• Prompt
Filter the entries that follow, copying every line in which the word "RMSE" appears.

• Source data

^^^^

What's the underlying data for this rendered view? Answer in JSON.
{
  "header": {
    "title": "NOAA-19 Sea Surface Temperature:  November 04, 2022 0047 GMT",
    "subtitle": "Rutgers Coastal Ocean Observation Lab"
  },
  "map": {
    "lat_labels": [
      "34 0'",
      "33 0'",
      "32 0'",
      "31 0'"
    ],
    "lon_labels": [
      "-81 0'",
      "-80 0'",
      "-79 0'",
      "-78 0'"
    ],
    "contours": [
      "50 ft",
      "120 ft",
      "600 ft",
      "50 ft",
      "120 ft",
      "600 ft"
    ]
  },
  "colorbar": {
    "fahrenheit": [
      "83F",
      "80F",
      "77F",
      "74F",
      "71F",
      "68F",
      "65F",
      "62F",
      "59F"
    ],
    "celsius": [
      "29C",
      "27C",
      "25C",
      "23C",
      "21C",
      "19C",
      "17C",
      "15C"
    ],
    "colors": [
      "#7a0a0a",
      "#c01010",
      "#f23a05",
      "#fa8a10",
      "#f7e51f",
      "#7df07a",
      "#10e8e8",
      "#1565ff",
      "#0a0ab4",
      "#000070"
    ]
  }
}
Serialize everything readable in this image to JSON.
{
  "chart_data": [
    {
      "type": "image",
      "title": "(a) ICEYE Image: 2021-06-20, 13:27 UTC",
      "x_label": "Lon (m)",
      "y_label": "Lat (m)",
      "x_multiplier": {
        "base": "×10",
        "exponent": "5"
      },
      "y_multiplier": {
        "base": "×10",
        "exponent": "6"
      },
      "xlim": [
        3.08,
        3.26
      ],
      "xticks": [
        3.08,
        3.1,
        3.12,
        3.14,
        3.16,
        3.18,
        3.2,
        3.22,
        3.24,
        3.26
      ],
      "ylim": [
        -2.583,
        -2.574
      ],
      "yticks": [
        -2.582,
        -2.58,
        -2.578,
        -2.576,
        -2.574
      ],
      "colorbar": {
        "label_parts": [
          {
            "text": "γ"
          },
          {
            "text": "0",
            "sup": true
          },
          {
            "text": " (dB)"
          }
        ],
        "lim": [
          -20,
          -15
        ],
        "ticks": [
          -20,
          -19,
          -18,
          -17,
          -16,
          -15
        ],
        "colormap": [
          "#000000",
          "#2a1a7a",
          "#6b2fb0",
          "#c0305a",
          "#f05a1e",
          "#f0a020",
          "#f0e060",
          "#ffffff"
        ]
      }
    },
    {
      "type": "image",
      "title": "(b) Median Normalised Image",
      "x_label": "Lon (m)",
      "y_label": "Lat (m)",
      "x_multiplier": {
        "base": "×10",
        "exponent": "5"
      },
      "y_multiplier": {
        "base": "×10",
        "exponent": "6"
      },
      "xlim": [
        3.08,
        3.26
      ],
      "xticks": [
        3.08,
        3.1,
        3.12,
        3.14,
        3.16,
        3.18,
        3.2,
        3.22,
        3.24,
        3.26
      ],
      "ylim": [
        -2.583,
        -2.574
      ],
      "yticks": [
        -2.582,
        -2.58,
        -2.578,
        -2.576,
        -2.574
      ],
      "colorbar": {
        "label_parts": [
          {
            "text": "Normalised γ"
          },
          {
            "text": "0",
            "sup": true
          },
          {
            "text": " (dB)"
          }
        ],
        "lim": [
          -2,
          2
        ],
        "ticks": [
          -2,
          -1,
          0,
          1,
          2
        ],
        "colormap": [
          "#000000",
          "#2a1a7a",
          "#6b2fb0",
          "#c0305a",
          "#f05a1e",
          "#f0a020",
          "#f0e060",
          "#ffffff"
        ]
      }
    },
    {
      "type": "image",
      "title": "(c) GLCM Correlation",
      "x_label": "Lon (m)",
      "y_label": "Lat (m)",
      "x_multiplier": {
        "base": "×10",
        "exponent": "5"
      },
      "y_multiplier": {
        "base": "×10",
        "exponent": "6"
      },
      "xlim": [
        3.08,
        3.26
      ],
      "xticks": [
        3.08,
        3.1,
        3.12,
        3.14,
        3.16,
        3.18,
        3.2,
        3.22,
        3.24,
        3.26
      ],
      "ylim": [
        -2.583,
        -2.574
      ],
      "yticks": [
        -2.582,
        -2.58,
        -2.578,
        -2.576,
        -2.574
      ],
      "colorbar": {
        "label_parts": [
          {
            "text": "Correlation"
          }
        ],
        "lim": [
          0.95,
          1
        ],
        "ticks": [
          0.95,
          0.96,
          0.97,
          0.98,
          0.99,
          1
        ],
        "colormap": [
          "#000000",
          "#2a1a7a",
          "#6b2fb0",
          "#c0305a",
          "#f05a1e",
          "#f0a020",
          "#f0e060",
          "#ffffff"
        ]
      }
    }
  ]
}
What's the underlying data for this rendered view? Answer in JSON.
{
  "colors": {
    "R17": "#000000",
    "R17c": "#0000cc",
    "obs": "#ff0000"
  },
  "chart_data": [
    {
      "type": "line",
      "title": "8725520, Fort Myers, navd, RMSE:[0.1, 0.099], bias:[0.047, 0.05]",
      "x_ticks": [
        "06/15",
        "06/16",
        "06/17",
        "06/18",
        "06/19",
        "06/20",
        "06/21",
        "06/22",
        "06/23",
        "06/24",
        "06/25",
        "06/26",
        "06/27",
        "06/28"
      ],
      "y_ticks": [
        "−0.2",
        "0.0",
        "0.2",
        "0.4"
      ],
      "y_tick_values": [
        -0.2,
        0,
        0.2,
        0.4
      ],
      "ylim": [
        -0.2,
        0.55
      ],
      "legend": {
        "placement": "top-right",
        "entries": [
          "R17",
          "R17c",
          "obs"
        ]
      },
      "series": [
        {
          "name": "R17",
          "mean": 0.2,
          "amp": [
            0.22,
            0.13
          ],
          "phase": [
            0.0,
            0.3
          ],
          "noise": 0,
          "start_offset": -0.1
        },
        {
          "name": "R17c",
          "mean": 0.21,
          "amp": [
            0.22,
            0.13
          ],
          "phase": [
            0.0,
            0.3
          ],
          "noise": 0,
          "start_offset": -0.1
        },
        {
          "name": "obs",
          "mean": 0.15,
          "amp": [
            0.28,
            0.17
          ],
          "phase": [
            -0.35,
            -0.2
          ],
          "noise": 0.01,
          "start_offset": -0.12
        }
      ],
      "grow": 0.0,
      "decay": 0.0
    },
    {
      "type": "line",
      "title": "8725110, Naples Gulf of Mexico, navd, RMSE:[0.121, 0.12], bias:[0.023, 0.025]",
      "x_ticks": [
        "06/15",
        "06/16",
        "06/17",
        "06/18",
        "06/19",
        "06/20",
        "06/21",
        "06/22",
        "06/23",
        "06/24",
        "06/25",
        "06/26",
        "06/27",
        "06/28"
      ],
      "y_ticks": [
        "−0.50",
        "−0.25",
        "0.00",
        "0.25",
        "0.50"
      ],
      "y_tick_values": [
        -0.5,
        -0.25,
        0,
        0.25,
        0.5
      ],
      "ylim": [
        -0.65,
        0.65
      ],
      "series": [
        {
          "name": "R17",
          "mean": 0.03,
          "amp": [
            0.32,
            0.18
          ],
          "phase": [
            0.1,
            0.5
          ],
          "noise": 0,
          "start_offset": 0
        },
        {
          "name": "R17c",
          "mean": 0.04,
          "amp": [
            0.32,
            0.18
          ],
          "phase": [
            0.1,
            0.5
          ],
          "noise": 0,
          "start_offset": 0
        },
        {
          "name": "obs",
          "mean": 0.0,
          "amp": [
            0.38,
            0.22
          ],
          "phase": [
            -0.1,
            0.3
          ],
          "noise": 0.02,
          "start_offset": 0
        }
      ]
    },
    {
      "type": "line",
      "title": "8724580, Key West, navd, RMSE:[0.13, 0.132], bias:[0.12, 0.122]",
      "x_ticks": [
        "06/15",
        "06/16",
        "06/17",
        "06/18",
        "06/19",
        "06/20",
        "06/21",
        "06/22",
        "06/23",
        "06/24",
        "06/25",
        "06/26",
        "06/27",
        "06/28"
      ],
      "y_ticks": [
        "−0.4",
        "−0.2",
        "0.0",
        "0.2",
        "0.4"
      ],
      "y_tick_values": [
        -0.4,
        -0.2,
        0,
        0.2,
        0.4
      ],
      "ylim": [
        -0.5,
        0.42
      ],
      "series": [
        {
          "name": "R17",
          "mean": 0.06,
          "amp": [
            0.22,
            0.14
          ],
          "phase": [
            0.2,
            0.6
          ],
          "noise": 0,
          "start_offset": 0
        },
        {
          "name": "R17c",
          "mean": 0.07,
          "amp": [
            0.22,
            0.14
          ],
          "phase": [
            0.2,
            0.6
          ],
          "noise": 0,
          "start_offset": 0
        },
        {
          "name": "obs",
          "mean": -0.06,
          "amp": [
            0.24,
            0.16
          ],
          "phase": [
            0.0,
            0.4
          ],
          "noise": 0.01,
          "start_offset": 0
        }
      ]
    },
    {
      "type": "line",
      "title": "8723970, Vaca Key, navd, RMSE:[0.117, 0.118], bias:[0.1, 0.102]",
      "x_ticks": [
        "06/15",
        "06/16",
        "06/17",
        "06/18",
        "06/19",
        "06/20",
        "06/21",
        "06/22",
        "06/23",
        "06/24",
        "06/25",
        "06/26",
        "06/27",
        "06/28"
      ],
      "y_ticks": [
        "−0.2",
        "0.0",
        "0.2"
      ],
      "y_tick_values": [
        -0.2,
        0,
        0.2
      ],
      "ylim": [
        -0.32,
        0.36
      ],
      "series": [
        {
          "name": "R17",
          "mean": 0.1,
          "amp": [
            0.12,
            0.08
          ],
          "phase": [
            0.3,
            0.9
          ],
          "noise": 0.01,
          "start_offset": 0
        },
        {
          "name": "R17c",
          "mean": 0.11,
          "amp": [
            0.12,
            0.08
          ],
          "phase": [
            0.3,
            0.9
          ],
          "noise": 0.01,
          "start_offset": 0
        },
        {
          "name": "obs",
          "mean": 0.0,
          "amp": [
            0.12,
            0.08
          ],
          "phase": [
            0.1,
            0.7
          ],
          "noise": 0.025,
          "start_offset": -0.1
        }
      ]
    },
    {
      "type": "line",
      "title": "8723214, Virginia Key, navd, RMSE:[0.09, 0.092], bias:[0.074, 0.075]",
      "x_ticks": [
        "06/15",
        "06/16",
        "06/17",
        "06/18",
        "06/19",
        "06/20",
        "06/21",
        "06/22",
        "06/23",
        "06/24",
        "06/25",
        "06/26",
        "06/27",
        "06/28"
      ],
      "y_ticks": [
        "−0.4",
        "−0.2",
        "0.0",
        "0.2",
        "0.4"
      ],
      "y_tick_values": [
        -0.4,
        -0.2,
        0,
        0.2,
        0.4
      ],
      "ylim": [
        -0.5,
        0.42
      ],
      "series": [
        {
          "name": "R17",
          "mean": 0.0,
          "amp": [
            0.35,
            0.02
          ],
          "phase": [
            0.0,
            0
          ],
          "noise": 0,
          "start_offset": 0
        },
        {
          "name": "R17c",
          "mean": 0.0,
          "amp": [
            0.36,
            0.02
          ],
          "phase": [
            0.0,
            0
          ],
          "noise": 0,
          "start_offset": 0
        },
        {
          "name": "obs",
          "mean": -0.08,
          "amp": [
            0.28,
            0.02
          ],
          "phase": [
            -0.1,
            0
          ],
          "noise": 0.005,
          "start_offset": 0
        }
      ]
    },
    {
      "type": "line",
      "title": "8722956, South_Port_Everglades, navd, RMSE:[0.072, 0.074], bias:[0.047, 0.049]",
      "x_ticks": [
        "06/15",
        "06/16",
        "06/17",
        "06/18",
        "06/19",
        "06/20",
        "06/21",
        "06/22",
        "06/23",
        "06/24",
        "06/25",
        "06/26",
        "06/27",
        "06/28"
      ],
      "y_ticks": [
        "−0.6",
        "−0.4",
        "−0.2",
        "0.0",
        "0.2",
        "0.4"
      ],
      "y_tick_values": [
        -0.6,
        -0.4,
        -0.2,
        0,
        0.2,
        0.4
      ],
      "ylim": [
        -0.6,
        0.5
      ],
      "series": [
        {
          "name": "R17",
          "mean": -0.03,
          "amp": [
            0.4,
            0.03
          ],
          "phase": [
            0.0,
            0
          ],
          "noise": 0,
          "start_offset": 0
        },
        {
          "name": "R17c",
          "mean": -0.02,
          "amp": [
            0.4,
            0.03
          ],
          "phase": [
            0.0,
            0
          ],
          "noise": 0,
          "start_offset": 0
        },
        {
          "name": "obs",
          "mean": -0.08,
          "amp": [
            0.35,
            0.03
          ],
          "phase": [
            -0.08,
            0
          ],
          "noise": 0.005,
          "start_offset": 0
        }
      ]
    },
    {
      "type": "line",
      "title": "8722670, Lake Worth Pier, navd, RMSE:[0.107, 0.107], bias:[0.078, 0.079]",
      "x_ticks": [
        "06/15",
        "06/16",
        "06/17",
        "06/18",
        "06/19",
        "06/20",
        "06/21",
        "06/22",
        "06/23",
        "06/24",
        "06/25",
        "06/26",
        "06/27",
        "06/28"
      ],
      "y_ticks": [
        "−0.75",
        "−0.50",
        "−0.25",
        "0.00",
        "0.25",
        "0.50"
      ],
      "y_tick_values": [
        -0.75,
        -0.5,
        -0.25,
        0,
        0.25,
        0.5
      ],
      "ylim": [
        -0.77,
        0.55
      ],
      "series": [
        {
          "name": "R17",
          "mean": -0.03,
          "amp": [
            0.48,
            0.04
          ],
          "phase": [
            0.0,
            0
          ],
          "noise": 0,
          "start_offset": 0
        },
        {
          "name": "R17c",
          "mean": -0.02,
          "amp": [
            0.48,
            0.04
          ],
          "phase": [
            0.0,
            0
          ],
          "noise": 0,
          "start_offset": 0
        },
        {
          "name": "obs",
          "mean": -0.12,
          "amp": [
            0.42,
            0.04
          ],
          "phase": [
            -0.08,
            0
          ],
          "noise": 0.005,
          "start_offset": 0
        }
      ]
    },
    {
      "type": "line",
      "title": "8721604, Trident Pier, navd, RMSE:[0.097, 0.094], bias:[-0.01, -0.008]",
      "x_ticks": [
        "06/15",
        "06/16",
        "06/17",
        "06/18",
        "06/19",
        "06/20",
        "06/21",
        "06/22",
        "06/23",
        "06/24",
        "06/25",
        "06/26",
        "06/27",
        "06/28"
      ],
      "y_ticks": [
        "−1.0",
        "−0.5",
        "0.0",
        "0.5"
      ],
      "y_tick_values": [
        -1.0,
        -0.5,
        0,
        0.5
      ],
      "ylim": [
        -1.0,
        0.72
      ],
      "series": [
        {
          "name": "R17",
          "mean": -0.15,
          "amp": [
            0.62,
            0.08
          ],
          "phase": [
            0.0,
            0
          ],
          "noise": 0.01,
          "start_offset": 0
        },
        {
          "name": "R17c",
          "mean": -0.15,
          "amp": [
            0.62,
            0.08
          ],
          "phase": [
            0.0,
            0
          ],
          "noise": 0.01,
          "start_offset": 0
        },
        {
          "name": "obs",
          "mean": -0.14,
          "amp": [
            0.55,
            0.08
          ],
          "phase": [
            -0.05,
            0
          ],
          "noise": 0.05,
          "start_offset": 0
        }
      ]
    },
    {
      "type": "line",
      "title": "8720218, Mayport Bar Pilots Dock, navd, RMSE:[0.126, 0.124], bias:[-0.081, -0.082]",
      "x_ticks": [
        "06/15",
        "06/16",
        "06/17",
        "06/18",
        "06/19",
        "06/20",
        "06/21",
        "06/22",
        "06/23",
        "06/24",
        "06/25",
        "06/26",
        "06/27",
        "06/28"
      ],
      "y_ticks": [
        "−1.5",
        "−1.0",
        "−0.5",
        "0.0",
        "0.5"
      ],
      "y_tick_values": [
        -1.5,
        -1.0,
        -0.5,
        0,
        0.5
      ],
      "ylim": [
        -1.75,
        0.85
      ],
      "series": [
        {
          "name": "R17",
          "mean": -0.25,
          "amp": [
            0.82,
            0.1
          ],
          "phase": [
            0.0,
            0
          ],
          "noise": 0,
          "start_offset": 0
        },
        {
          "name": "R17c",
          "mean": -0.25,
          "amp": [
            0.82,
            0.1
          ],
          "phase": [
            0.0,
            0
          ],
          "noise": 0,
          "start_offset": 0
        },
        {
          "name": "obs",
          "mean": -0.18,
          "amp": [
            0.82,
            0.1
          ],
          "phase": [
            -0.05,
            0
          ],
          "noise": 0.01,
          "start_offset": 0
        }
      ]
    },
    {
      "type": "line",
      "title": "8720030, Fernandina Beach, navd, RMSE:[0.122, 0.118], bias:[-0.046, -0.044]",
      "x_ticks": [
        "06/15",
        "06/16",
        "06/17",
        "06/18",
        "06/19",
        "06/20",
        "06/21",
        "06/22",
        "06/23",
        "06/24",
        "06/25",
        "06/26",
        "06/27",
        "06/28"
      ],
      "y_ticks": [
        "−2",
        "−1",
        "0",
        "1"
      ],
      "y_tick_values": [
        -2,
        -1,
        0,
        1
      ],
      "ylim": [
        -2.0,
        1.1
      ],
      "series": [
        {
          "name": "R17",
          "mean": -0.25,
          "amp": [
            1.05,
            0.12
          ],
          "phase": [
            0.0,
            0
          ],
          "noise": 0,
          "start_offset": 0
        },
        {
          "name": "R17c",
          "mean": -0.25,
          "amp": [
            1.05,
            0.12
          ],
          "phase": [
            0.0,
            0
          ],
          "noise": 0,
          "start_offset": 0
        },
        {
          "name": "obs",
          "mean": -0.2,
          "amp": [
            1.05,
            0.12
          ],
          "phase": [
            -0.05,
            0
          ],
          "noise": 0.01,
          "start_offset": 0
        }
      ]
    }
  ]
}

^^^^

• Written reply
      "title": "8725520, Fort Myers, navd, RMSE:[0.1, 0.099], bias:[0.047, 0.05]",
      "title": "8725110, Naples Gulf of Mexico, navd, RMSE:[0.121, 0.12], bias:[0.023, 0.025]",
      "title": "8724580, Key West, navd, RMSE:[0.13, 0.132], bias:[0.12, 0.122]",
      "title": "8723970, Vaca Key, navd, RMSE:[0.117, 0.118], bias:[0.1, 0.102]",
      "title": "8723214, Virginia Key, navd, RMSE:[0.09, 0.092], bias:[0.074, 0.075]",
      "title": "8722956, South_Port_Everglades, navd, RMSE:[0.072, 0.074], bias:[0.047, 0.049]",
      "title": "8722670, Lake Worth Pier, navd, RMSE:[0.107, 0.107], bias:[0.078, 0.079]",
      "title": "8721604, Trident Pier, navd, RMSE:[0.097, 0.094], bias:[-0.01, -0.008]",
      "title": "8720218, Mayport Bar Pilots Dock, navd, RMSE:[0.126, 0.124], bias:[-0.081, -0.082]",
      "title": "8720030, Fernandina Beach, navd, RMSE:[0.122, 0.118], bias:[-0.046, -0.044]",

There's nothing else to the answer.